Records for this exercise:
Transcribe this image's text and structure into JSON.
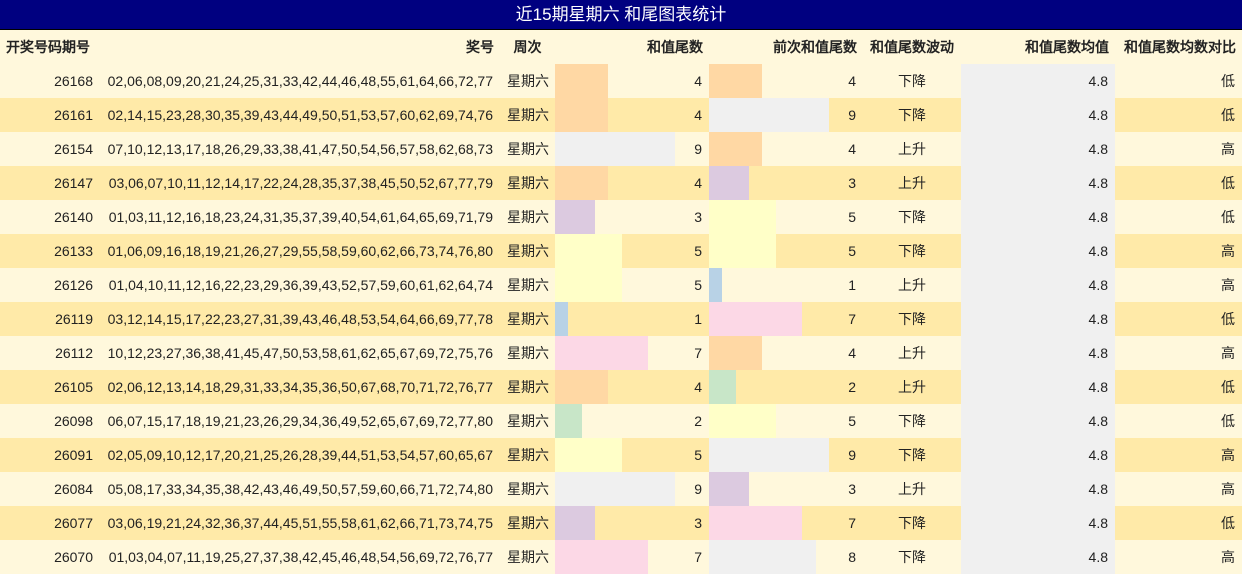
{
  "title": "近15期星期六 和尾图表统计",
  "headers": {
    "period": "开奖号码期号",
    "numbers": "奖号",
    "weekday": "周次",
    "tail": "和值尾数",
    "prev_tail": "前次和值尾数",
    "trend": "和值尾数波动",
    "avg": "和值尾数均值",
    "compare": "和值尾数均数对比"
  },
  "tail_colors": {
    "1": "#b8d2e6",
    "2": "#c8e6c8",
    "3": "#dccae0",
    "4": "#ffd8a4",
    "5": "#ffffc8",
    "7": "#fcd8e6",
    "8": "#f0f0f0",
    "9": "#f0f0f0"
  },
  "rows": [
    {
      "period": "26168",
      "numbers": "02,06,08,09,20,21,24,25,31,33,42,44,46,48,55,61,64,66,72,77",
      "weekday": "星期六",
      "tail": "4",
      "prev_tail": "4",
      "trend": "下降",
      "avg": "4.8",
      "compare": "低"
    },
    {
      "period": "26161",
      "numbers": "02,14,15,23,28,30,35,39,43,44,49,50,51,53,57,60,62,69,74,76",
      "weekday": "星期六",
      "tail": "4",
      "prev_tail": "9",
      "trend": "下降",
      "avg": "4.8",
      "compare": "低"
    },
    {
      "period": "26154",
      "numbers": "07,10,12,13,17,18,26,29,33,38,41,47,50,54,56,57,58,62,68,73",
      "weekday": "星期六",
      "tail": "9",
      "prev_tail": "4",
      "trend": "上升",
      "avg": "4.8",
      "compare": "高"
    },
    {
      "period": "26147",
      "numbers": "03,06,07,10,11,12,14,17,22,24,28,35,37,38,45,50,52,67,77,79",
      "weekday": "星期六",
      "tail": "4",
      "prev_tail": "3",
      "trend": "上升",
      "avg": "4.8",
      "compare": "低"
    },
    {
      "period": "26140",
      "numbers": "01,03,11,12,16,18,23,24,31,35,37,39,40,54,61,64,65,69,71,79",
      "weekday": "星期六",
      "tail": "3",
      "prev_tail": "5",
      "trend": "下降",
      "avg": "4.8",
      "compare": "低"
    },
    {
      "period": "26133",
      "numbers": "01,06,09,16,18,19,21,26,27,29,55,58,59,60,62,66,73,74,76,80",
      "weekday": "星期六",
      "tail": "5",
      "prev_tail": "5",
      "trend": "下降",
      "avg": "4.8",
      "compare": "高"
    },
    {
      "period": "26126",
      "numbers": "01,04,10,11,12,16,22,23,29,36,39,43,52,57,59,60,61,62,64,74",
      "weekday": "星期六",
      "tail": "5",
      "prev_tail": "1",
      "trend": "上升",
      "avg": "4.8",
      "compare": "高"
    },
    {
      "period": "26119",
      "numbers": "03,12,14,15,17,22,23,27,31,39,43,46,48,53,54,64,66,69,77,78",
      "weekday": "星期六",
      "tail": "1",
      "prev_tail": "7",
      "trend": "下降",
      "avg": "4.8",
      "compare": "低"
    },
    {
      "period": "26112",
      "numbers": "10,12,23,27,36,38,41,45,47,50,53,58,61,62,65,67,69,72,75,76",
      "weekday": "星期六",
      "tail": "7",
      "prev_tail": "4",
      "trend": "上升",
      "avg": "4.8",
      "compare": "高"
    },
    {
      "period": "26105",
      "numbers": "02,06,12,13,14,18,29,31,33,34,35,36,50,67,68,70,71,72,76,77",
      "weekday": "星期六",
      "tail": "4",
      "prev_tail": "2",
      "trend": "上升",
      "avg": "4.8",
      "compare": "低"
    },
    {
      "period": "26098",
      "numbers": "06,07,15,17,18,19,21,23,26,29,34,36,49,52,65,67,69,72,77,80",
      "weekday": "星期六",
      "tail": "2",
      "prev_tail": "5",
      "trend": "下降",
      "avg": "4.8",
      "compare": "低"
    },
    {
      "period": "26091",
      "numbers": "02,05,09,10,12,17,20,21,25,26,28,39,44,51,53,54,57,60,65,67",
      "weekday": "星期六",
      "tail": "5",
      "prev_tail": "9",
      "trend": "下降",
      "avg": "4.8",
      "compare": "高"
    },
    {
      "period": "26084",
      "numbers": "05,08,17,33,34,35,38,42,43,46,49,50,57,59,60,66,71,72,74,80",
      "weekday": "星期六",
      "tail": "9",
      "prev_tail": "3",
      "trend": "上升",
      "avg": "4.8",
      "compare": "高"
    },
    {
      "period": "26077",
      "numbers": "03,06,19,21,24,32,36,37,44,45,51,55,58,61,62,66,71,73,74,75",
      "weekday": "星期六",
      "tail": "3",
      "prev_tail": "7",
      "trend": "下降",
      "avg": "4.8",
      "compare": "低"
    },
    {
      "period": "26070",
      "numbers": "01,03,04,07,11,19,25,27,37,38,42,45,46,48,54,56,69,72,76,77",
      "weekday": "星期六",
      "tail": "7",
      "prev_tail": "8",
      "trend": "下降",
      "avg": "4.8",
      "compare": "高"
    }
  ]
}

Instructions for the task: Leave out the pictures and copy the rest of the material above exactly.

Exercise response:
Transcribe this image's text and structure into JSON.
{
  "title": "近15期星期六 和尾图表统计",
  "headers": {
    "period": "开奖号码期号",
    "numbers": "奖号",
    "weekday": "周次",
    "tail": "和值尾数",
    "prev_tail": "前次和值尾数",
    "trend": "和值尾数波动",
    "avg": "和值尾数均值",
    "compare": "和值尾数均数对比"
  },
  "tail_colors": {
    "1": "#b8d2e6",
    "2": "#c8e6c8",
    "3": "#dccae0",
    "4": "#ffd8a4",
    "5": "#ffffc8",
    "7": "#fcd8e6",
    "8": "#f0f0f0",
    "9": "#f0f0f0"
  },
  "rows": [
    {
      "period": "26168",
      "numbers": "02,06,08,09,20,21,24,25,31,33,42,44,46,48,55,61,64,66,72,77",
      "weekday": "星期六",
      "tail": "4",
      "prev_tail": "4",
      "trend": "下降",
      "avg": "4.8",
      "compare": "低"
    },
    {
      "period": "26161",
      "numbers": "02,14,15,23,28,30,35,39,43,44,49,50,51,53,57,60,62,69,74,76",
      "weekday": "星期六",
      "tail": "4",
      "prev_tail": "9",
      "trend": "下降",
      "avg": "4.8",
      "compare": "低"
    },
    {
      "period": "26154",
      "numbers": "07,10,12,13,17,18,26,29,33,38,41,47,50,54,56,57,58,62,68,73",
      "weekday": "星期六",
      "tail": "9",
      "prev_tail": "4",
      "trend": "上升",
      "avg": "4.8",
      "compare": "高"
    },
    {
      "period": "26147",
      "numbers": "03,06,07,10,11,12,14,17,22,24,28,35,37,38,45,50,52,67,77,79",
      "weekday": "星期六",
      "tail": "4",
      "prev_tail": "3",
      "trend": "上升",
      "avg": "4.8",
      "compare": "低"
    },
    {
      "period": "26140",
      "numbers": "01,03,11,12,16,18,23,24,31,35,37,39,40,54,61,64,65,69,71,79",
      "weekday": "星期六",
      "tail": "3",
      "prev_tail": "5",
      "trend": "下降",
      "avg": "4.8",
      "compare": "低"
    },
    {
      "period": "26133",
      "numbers": "01,06,09,16,18,19,21,26,27,29,55,58,59,60,62,66,73,74,76,80",
      "weekday": "星期六",
      "tail": "5",
      "prev_tail": "5",
      "trend": "下降",
      "avg": "4.8",
      "compare": "高"
    },
    {
      "period": "26126",
      "numbers": "01,04,10,11,12,16,22,23,29,36,39,43,52,57,59,60,61,62,64,74",
      "weekday": "星期六",
      "tail": "5",
      "prev_tail": "1",
      "trend": "上升",
      "avg": "4.8",
      "compare": "高"
    },
    {
      "period": "26119",
      "numbers": "03,12,14,15,17,22,23,27,31,39,43,46,48,53,54,64,66,69,77,78",
      "weekday": "星期六",
      "tail": "1",
      "prev_tail": "7",
      "trend": "下降",
      "avg": "4.8",
      "compare": "低"
    },
    {
      "period": "26112",
      "numbers": "10,12,23,27,36,38,41,45,47,50,53,58,61,62,65,67,69,72,75,76",
      "weekday": "星期六",
      "tail": "7",
      "prev_tail": "4",
      "trend": "上升",
      "avg": "4.8",
      "compare": "高"
    },
    {
      "period": "26105",
      "numbers": "02,06,12,13,14,18,29,31,33,34,35,36,50,67,68,70,71,72,76,77",
      "weekday": "星期六",
      "tail": "4",
      "prev_tail": "2",
      "trend": "上升",
      "avg": "4.8",
      "compare": "低"
    },
    {
      "period": "26098",
      "numbers": "06,07,15,17,18,19,21,23,26,29,34,36,49,52,65,67,69,72,77,80",
      "weekday": "星期六",
      "tail": "2",
      "prev_tail": "5",
      "trend": "下降",
      "avg": "4.8",
      "compare": "低"
    },
    {
      "period": "26091",
      "numbers": "02,05,09,10,12,17,20,21,25,26,28,39,44,51,53,54,57,60,65,67",
      "weekday": "星期六",
      "tail": "5",
      "prev_tail": "9",
      "trend": "下降",
      "avg": "4.8",
      "compare": "高"
    },
    {
      "period": "26084",
      "numbers": "05,08,17,33,34,35,38,42,43,46,49,50,57,59,60,66,71,72,74,80",
      "weekday": "星期六",
      "tail": "9",
      "prev_tail": "3",
      "trend": "上升",
      "avg": "4.8",
      "compare": "高"
    },
    {
      "period": "26077",
      "numbers": "03,06,19,21,24,32,36,37,44,45,51,55,58,61,62,66,71,73,74,75",
      "weekday": "星期六",
      "tail": "3",
      "prev_tail": "7",
      "trend": "下降",
      "avg": "4.8",
      "compare": "低"
    },
    {
      "period": "26070",
      "numbers": "01,03,04,07,11,19,25,27,37,38,42,45,46,48,54,56,69,72,76,77",
      "weekday": "星期六",
      "tail": "7",
      "prev_tail": "8",
      "trend": "下降",
      "avg": "4.8",
      "compare": "高"
    }
  ]
}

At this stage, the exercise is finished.